_PROBLEM DESCRIPTION_: Show each line of the data below that has the string "submarine" in it.

_DATA PROVIDED_:
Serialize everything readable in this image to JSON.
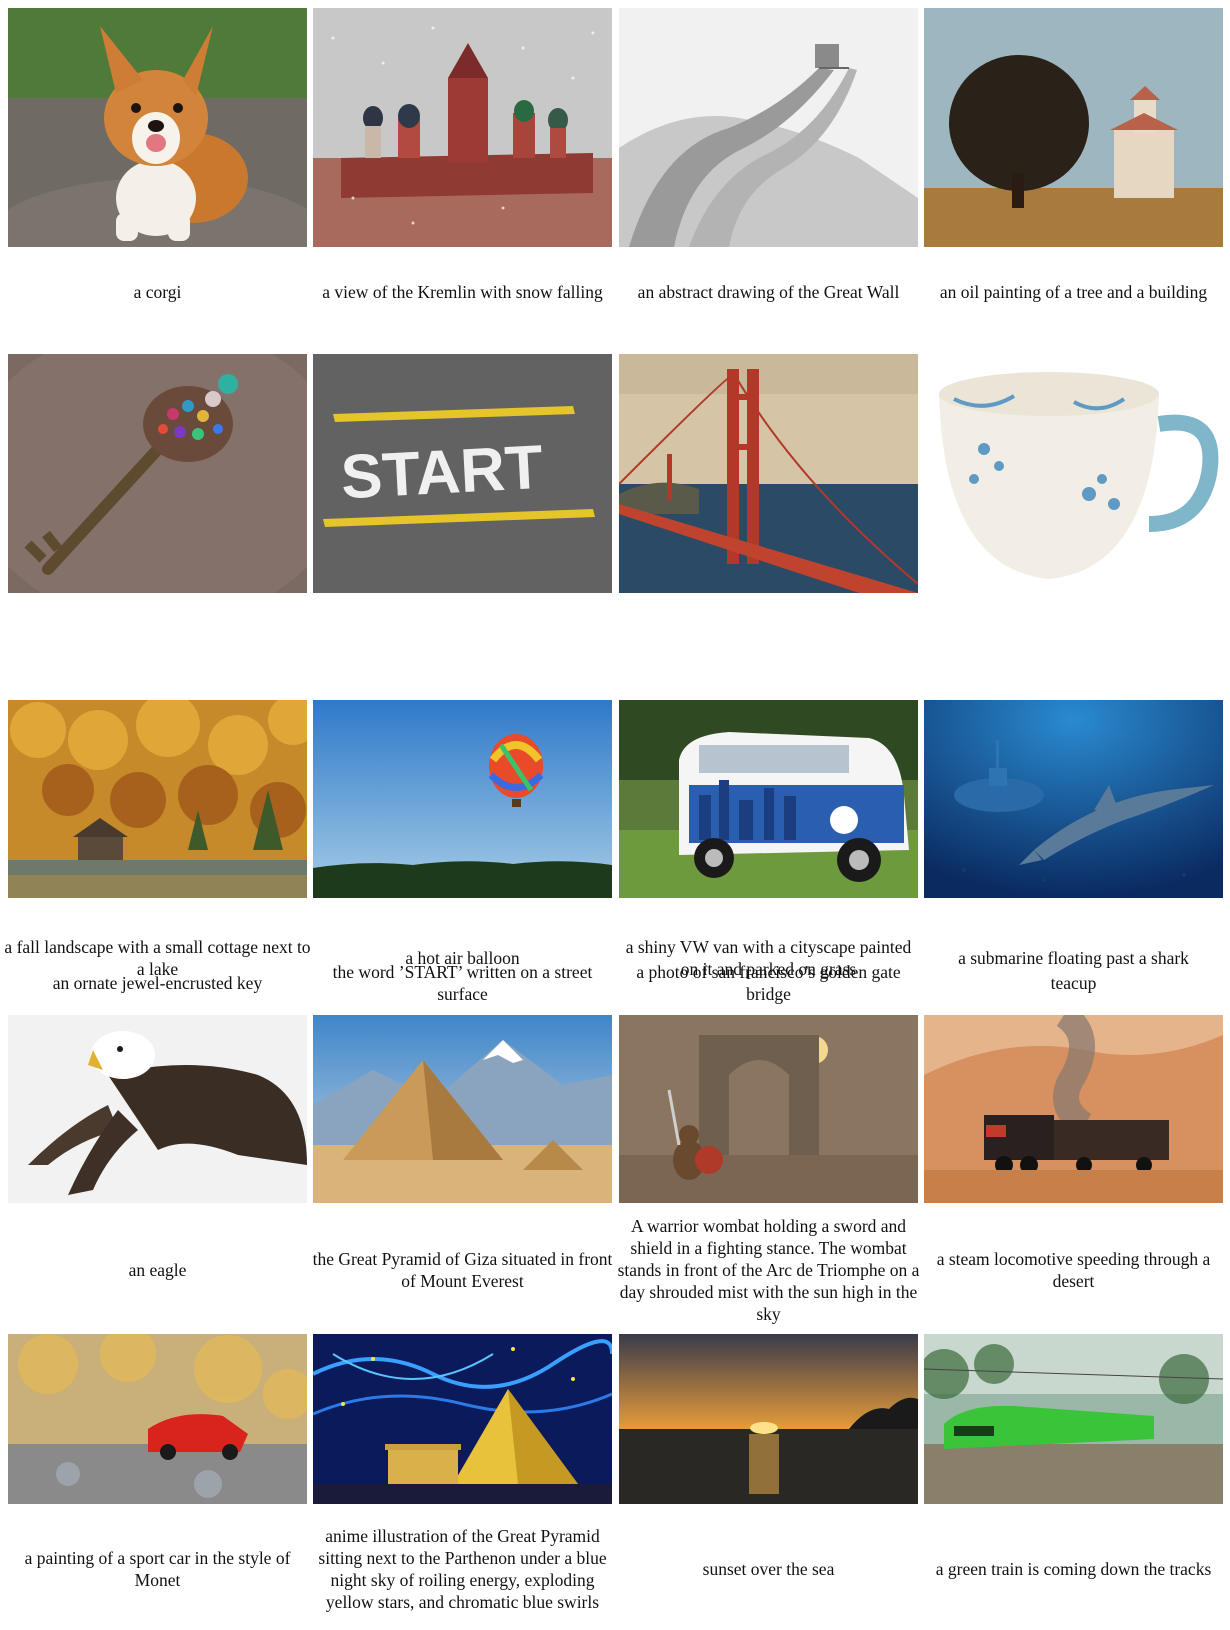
{
  "images": [
    {
      "id": "corgi",
      "caption": "a corgi"
    },
    {
      "id": "kremlin",
      "caption": "a view of the Kremlin with snow falling"
    },
    {
      "id": "great-wall",
      "caption": "an abstract drawing of the Great Wall"
    },
    {
      "id": "tree-building",
      "caption": "an oil painting of a tree and a building"
    },
    {
      "id": "key",
      "caption": "an ornate jewel-encrusted key"
    },
    {
      "id": "start",
      "caption": "the word ’START’ written on a street surface",
      "image_text": "START"
    },
    {
      "id": "golden-gate",
      "caption": "a photo of san francisco’s golden gate bridge"
    },
    {
      "id": "teacup",
      "caption": "teacup"
    },
    {
      "id": "fall-cottage",
      "caption": "a fall landscape with a small cottage next to a lake"
    },
    {
      "id": "balloon",
      "caption": "a hot air balloon"
    },
    {
      "id": "vw-van",
      "caption": "a shiny VW van with a cityscape painted on it and parked on grass"
    },
    {
      "id": "submarine",
      "caption": "a submarine floating past a shark"
    },
    {
      "id": "eagle",
      "caption": "an eagle"
    },
    {
      "id": "pyramid-everest",
      "caption": "the Great Pyramid of Giza situated in front of Mount Everest"
    },
    {
      "id": "wombat",
      "caption": "A warrior wombat holding a sword and shield in a fighting stance. The wombat stands in front of the Arc de Triomphe on a day shrouded mist with the sun high in the sky"
    },
    {
      "id": "locomotive",
      "caption": "a steam locomotive speeding through a desert"
    },
    {
      "id": "sport-car",
      "caption": "a painting of a sport car in the style of Monet"
    },
    {
      "id": "anime-pyramid",
      "caption": "anime illustration of the Great Pyramid sitting next to the Parthenon under a blue night sky of roiling energy, exploding yellow stars, and chromatic blue swirls"
    },
    {
      "id": "sunset",
      "caption": "sunset over the sea"
    },
    {
      "id": "green-train",
      "caption": "a green train is coming down the tracks"
    }
  ]
}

_REPLY TO THE TASK_:
      "id": "submarine",
      "caption": "a submarine floating past a shark"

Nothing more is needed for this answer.